**RECORDS SUPPLIED:**
- - - -
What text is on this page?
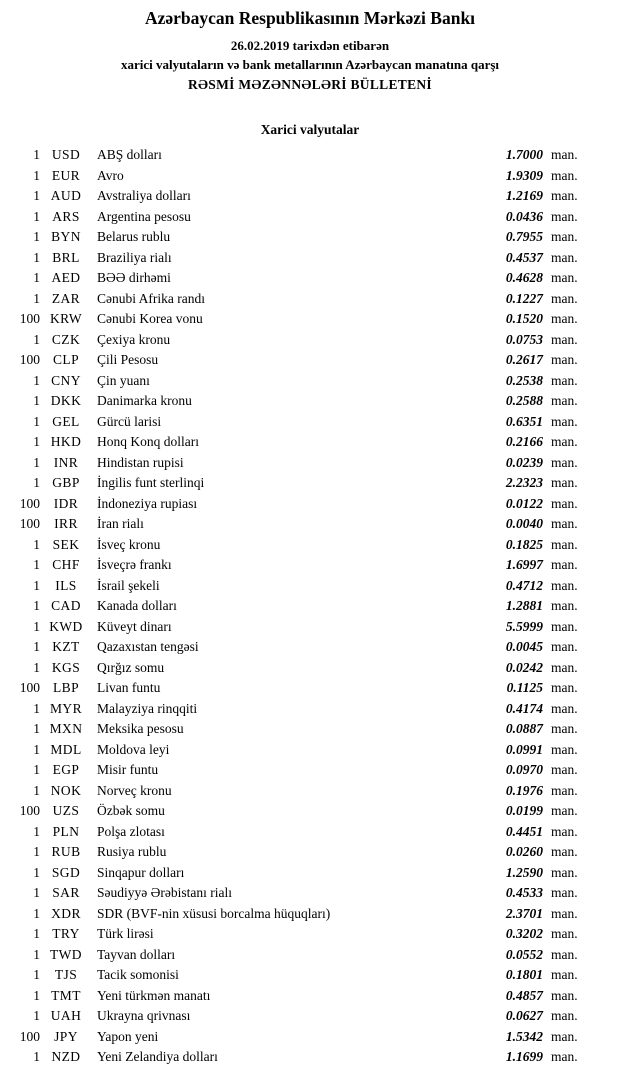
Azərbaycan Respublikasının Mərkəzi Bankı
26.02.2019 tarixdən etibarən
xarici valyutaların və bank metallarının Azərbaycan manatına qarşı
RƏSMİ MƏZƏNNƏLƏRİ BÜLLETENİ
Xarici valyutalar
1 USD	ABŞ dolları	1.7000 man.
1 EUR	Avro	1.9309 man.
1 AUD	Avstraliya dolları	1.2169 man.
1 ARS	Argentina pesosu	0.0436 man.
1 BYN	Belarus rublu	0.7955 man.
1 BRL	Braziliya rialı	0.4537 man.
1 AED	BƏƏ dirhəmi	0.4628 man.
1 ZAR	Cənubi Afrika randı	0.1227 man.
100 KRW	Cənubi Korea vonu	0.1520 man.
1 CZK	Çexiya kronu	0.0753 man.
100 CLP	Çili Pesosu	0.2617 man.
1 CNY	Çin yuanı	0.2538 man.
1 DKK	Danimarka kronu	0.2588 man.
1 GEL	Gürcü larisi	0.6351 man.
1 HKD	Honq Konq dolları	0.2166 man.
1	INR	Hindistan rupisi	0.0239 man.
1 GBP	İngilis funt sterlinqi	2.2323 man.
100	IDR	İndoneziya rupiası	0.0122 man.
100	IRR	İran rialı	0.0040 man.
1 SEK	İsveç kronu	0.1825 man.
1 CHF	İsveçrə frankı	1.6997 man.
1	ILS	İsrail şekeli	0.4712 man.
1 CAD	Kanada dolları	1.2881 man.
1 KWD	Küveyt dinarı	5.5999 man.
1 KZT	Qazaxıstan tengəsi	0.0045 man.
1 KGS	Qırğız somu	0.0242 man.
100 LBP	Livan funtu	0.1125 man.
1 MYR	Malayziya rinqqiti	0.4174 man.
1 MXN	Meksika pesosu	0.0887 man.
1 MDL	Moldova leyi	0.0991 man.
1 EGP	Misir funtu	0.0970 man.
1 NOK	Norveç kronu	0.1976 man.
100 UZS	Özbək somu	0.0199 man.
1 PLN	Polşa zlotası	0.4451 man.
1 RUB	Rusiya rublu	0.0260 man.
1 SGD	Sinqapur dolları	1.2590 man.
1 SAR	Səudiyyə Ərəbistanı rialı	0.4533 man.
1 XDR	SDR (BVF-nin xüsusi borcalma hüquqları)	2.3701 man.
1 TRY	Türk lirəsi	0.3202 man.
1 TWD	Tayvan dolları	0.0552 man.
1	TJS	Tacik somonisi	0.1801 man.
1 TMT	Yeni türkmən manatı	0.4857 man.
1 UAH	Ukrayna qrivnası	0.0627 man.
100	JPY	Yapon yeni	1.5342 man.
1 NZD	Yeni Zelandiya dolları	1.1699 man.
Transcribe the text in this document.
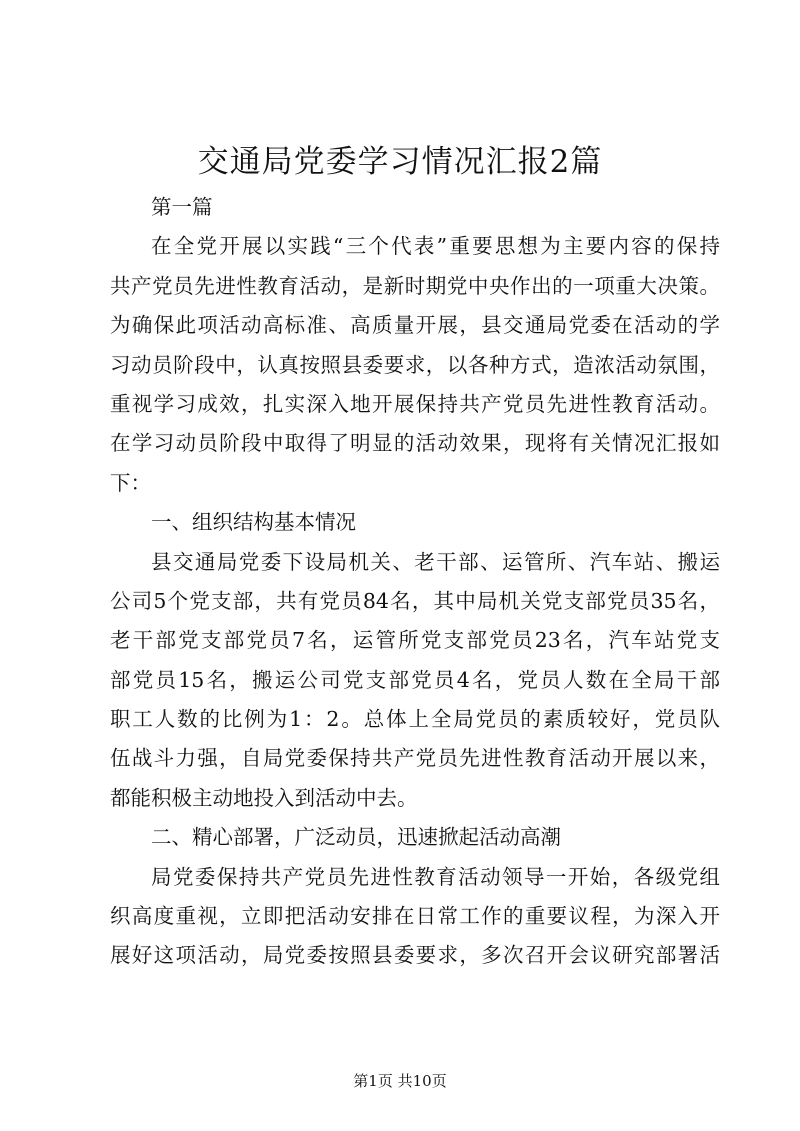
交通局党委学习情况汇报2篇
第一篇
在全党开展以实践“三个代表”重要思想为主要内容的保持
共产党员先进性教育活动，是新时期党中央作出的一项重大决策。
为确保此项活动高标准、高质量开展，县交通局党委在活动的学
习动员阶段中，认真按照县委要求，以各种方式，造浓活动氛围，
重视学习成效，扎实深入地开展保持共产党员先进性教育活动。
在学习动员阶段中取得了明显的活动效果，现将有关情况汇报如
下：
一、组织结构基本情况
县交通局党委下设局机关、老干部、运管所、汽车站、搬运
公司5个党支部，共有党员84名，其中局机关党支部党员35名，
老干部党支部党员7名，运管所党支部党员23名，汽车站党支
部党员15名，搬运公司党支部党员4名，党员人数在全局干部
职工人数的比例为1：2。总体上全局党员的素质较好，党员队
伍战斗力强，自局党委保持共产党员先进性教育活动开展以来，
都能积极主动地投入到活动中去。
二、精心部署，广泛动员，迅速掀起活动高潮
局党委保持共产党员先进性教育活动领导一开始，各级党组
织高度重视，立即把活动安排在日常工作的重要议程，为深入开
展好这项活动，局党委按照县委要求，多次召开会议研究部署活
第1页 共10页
- - - -
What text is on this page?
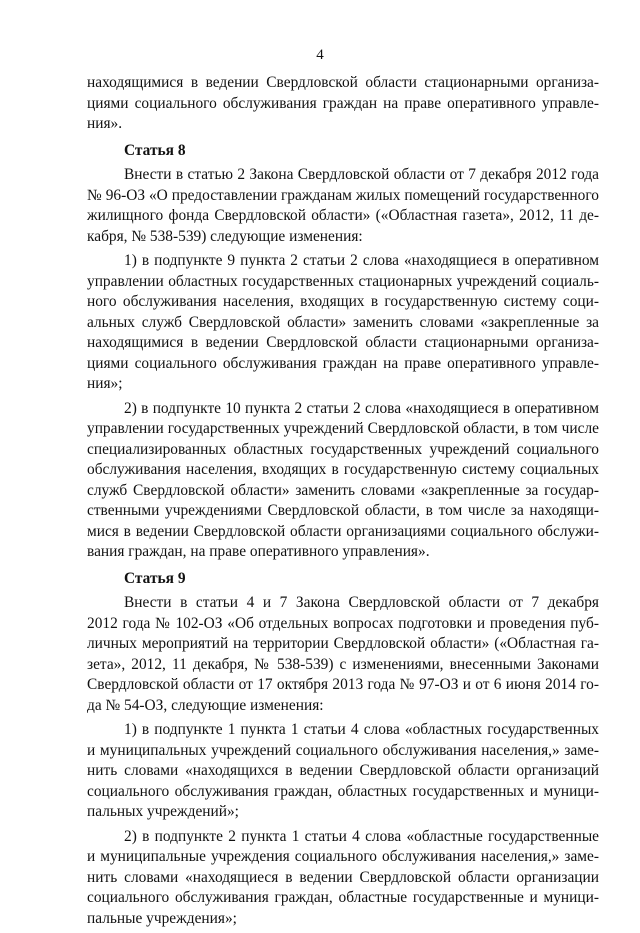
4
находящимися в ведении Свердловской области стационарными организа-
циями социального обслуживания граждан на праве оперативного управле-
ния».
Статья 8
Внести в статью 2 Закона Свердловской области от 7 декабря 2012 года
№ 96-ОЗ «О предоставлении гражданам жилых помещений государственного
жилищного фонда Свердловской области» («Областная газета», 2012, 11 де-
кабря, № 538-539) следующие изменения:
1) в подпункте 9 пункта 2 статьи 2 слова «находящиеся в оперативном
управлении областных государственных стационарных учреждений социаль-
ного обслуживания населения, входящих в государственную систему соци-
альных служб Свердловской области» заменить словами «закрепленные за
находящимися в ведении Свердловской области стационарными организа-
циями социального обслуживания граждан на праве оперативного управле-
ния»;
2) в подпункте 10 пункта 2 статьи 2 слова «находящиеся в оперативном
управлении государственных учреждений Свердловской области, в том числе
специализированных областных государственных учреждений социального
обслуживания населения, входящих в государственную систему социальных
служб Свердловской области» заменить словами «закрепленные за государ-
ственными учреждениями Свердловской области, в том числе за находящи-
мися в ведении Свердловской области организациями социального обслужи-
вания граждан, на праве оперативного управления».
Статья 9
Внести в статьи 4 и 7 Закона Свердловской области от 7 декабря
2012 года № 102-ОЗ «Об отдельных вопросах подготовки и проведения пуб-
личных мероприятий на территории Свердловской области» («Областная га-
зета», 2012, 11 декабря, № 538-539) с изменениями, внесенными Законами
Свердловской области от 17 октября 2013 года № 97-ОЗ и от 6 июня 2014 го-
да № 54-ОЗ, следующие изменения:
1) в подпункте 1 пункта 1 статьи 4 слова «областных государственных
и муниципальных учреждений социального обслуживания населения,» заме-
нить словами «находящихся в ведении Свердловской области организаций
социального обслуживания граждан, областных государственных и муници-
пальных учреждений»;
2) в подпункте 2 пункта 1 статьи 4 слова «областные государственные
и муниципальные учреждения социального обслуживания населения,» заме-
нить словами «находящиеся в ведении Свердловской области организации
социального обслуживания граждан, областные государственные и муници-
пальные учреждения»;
- - - -
**TASK TO COMPLETE:**
Pull every line holding "funtu" out of the records.

**SOLUTION FOR THIS EXERCISE:**
100 LBP	Livan funtu	0.1125 man.
1 EGP	Misir funtu	0.0970 man.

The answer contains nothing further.